Stored records
==*==

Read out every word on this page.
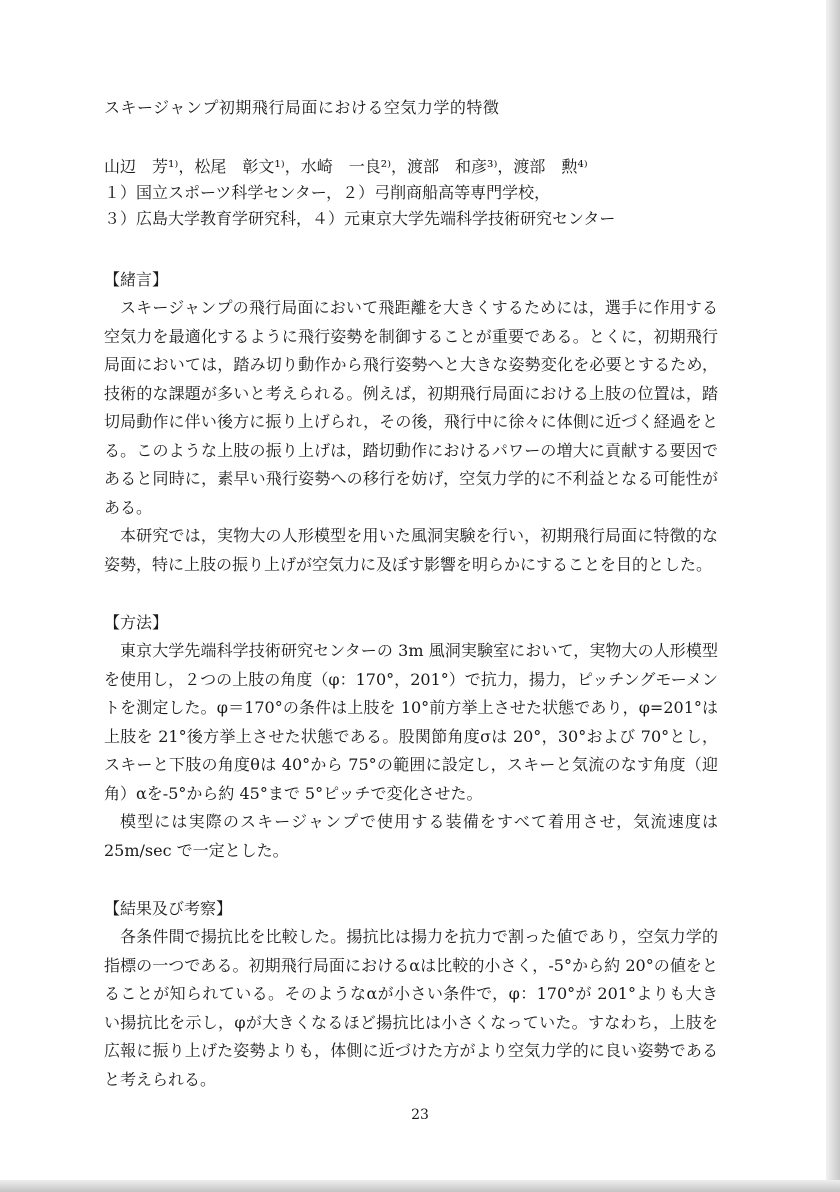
スキージャンプ初期飛行局面における空気力学的特徴

山辺　芳¹⁾，松尾　彰文¹⁾，水崎　一良²⁾，渡部　和彦³⁾，渡部　勲⁴⁾

１）国立スポーツ科学センター，２）弓削商船高等専門学校，

３）広島大学教育学研究科，４）元東京大学先端科学技術研究センター

【緒言】

スキージャンプの飛行局面において飛距離を大きくするためには，選手に作用する空気力を最適化するように飛行姿勢を制御することが重要である。とくに，初期飛行局面においては，踏み切り動作から飛行姿勢へと大きな姿勢変化を必要とするため，技術的な課題が多いと考えられる。例えば，初期飛行局面における上肢の位置は，踏切局動作に伴い後方に振り上げられ，その後，飛行中に徐々に体側に近づく経過をとる。このような上肢の振り上げは，踏切動作におけるパワーの増大に貢献する要因であると同時に，素早い飛行姿勢への移行を妨げ，空気力学的に不利益となる可能性がある。

本研究では，実物大の人形模型を用いた風洞実験を行い，初期飛行局面に特徴的な姿勢，特に上肢の振り上げが空気力に及ぼす影響を明らかにすることを目的とした。

【方法】

東京大学先端科学技術研究センターの 3m 風洞実験室において，実物大の人形模型を使用し，２つの上肢の角度（φ：170°，201°）で抗力，揚力，ピッチングモーメントを測定した。φ＝170°の条件は上肢を 10°前方挙上させた状態であり，φ=201°は上肢を 21°後方挙上させた状態である。股関節角度σは 20°，30°および 70°とし，スキーと下肢の角度θは 40°から 75°の範囲に設定し，スキーと気流のなす角度（迎角）αを-5°から約 45°まで 5°ピッチで変化させた。

模型には実際のスキージャンプで使用する装備をすべて着用させ，気流速度は 25m/sec で一定とした。

【結果及び考察】

各条件間で揚抗比を比較した。揚抗比は揚力を抗力で割った値であり，空気力学的指標の一つである。初期飛行局面におけるαは比較的小さく，-5°から約 20°の値をとることが知られている。そのようなαが小さい条件で，φ：170°が 201°よりも大きい揚抗比を示し，φが大きくなるほど揚抗比は小さくなっていた。すなわち，上肢を広報に振り上げた姿勢よりも，体側に近づけた方がより空気力学的に良い姿勢であると考えられる。

23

==*==

What is asked ::
Every record above should be written out again exactly; the pictures stay out of the copy.

Problem solution ::
Read out every word on this page.
スキージャンプ初期飛行局面における空気力学的特徴

山辺　芳¹⁾，松尾　彰文¹⁾，水崎　一良²⁾，渡部　和彦³⁾，渡部　勲⁴⁾

１）国立スポーツ科学センター，２）弓削商船高等専門学校，

３）広島大学教育学研究科，４）元東京大学先端科学技術研究センター

【緒言】

スキージャンプの飛行局面において飛距離を大きくするためには，選手に作用する空気力を最適化するように飛行姿勢を制御することが重要である。とくに，初期飛行局面においては，踏み切り動作から飛行姿勢へと大きな姿勢変化を必要とするため，技術的な課題が多いと考えられる。例えば，初期飛行局面における上肢の位置は，踏切局動作に伴い後方に振り上げられ，その後，飛行中に徐々に体側に近づく経過をとる。このような上肢の振り上げは，踏切動作におけるパワーの増大に貢献する要因であると同時に，素早い飛行姿勢への移行を妨げ，空気力学的に不利益となる可能性がある。

本研究では，実物大の人形模型を用いた風洞実験を行い，初期飛行局面に特徴的な姿勢，特に上肢の振り上げが空気力に及ぼす影響を明らかにすることを目的とした。

【方法】

東京大学先端科学技術研究センターの 3m 風洞実験室において，実物大の人形模型を使用し，２つの上肢の角度（φ：170°，201°）で抗力，揚力，ピッチングモーメントを測定した。φ＝170°の条件は上肢を 10°前方挙上させた状態であり，φ=201°は上肢を 21°後方挙上させた状態である。股関節角度σは 20°，30°および 70°とし，スキーと下肢の角度θは 40°から 75°の範囲に設定し，スキーと気流のなす角度（迎角）αを-5°から約 45°まで 5°ピッチで変化させた。

模型には実際のスキージャンプで使用する装備をすべて着用させ，気流速度は 25m/sec で一定とした。

【結果及び考察】

各条件間で揚抗比を比較した。揚抗比は揚力を抗力で割った値であり，空気力学的指標の一つである。初期飛行局面におけるαは比較的小さく，-5°から約 20°の値をとることが知られている。そのようなαが小さい条件で，φ：170°が 201°よりも大きい揚抗比を示し，φが大きくなるほど揚抗比は小さくなっていた。すなわち，上肢を広報に振り上げた姿勢よりも，体側に近づけた方がより空気力学的に良い姿勢であると考えられる。

23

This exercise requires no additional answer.